(Data listing)

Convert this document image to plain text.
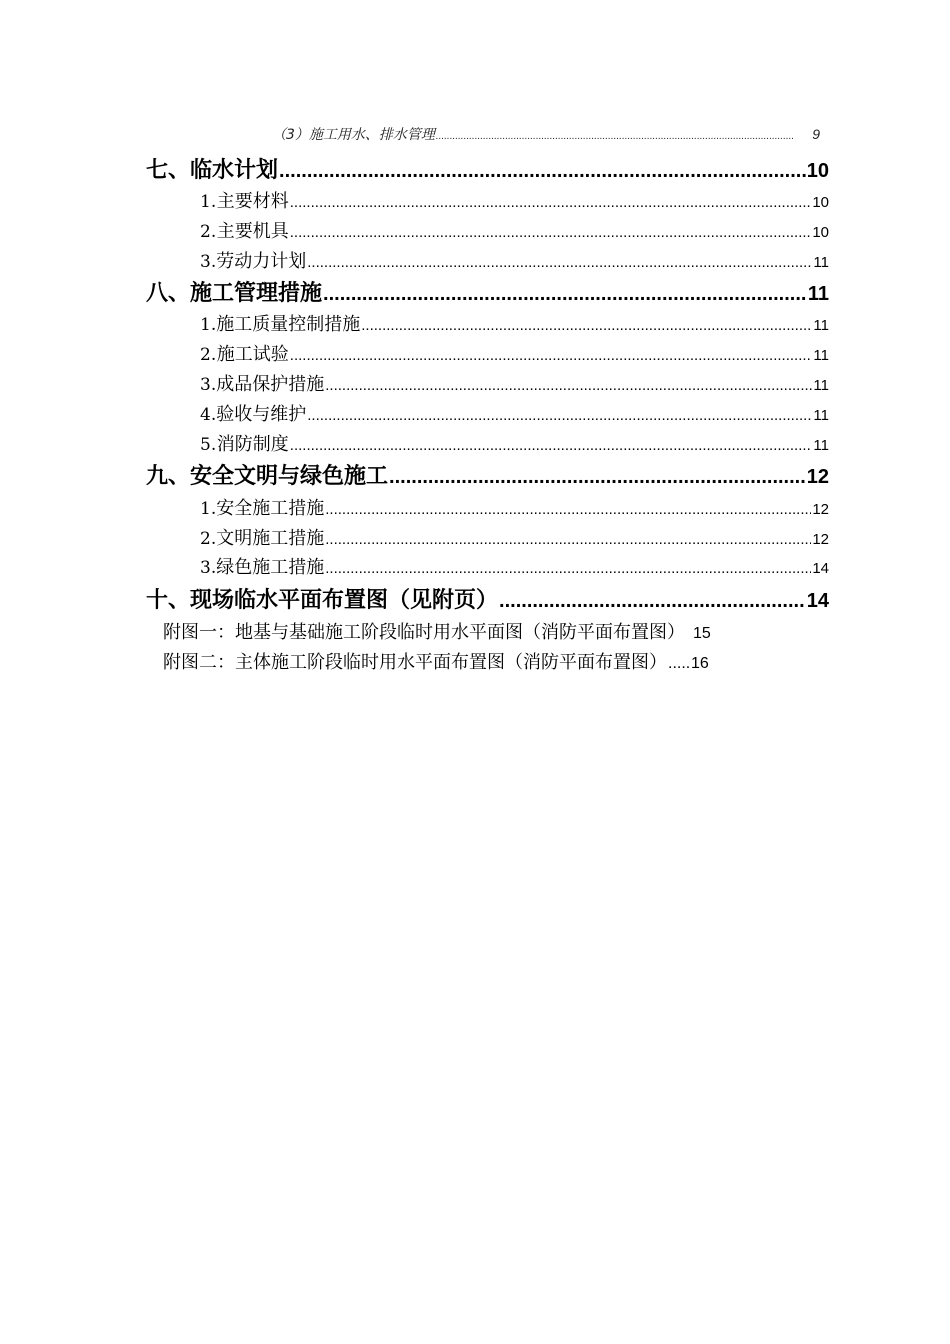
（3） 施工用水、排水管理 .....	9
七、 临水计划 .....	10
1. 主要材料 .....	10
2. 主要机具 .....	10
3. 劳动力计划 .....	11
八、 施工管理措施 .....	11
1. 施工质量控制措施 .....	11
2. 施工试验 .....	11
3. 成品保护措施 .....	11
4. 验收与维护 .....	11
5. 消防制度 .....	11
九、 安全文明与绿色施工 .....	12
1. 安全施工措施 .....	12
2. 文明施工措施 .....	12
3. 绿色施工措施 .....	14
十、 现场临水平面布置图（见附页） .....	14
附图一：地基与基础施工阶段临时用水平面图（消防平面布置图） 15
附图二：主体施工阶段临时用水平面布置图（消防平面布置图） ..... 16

Stated task: Copy the material exactly. Do not include the pictures.

Exercise response:
Convert this document image to plain text.
（3） 施工用水、排水管理 .....	9
七、 临水计划 .....	10
1. 主要材料 .....	10
2. 主要机具 .....	10
3. 劳动力计划 .....	11
八、 施工管理措施 .....	11
1. 施工质量控制措施 .....	11
2. 施工试验 .....	11
3. 成品保护措施 .....	11
4. 验收与维护 .....	11
5. 消防制度 .....	11
九、 安全文明与绿色施工 .....	12
1. 安全施工措施 .....	12
2. 文明施工措施 .....	12
3. 绿色施工措施 .....	14
十、 现场临水平面布置图（见附页） .....	14
附图一：地基与基础施工阶段临时用水平面图（消防平面布置图） 15
附图二：主体施工阶段临时用水平面布置图（消防平面布置图） ..... 16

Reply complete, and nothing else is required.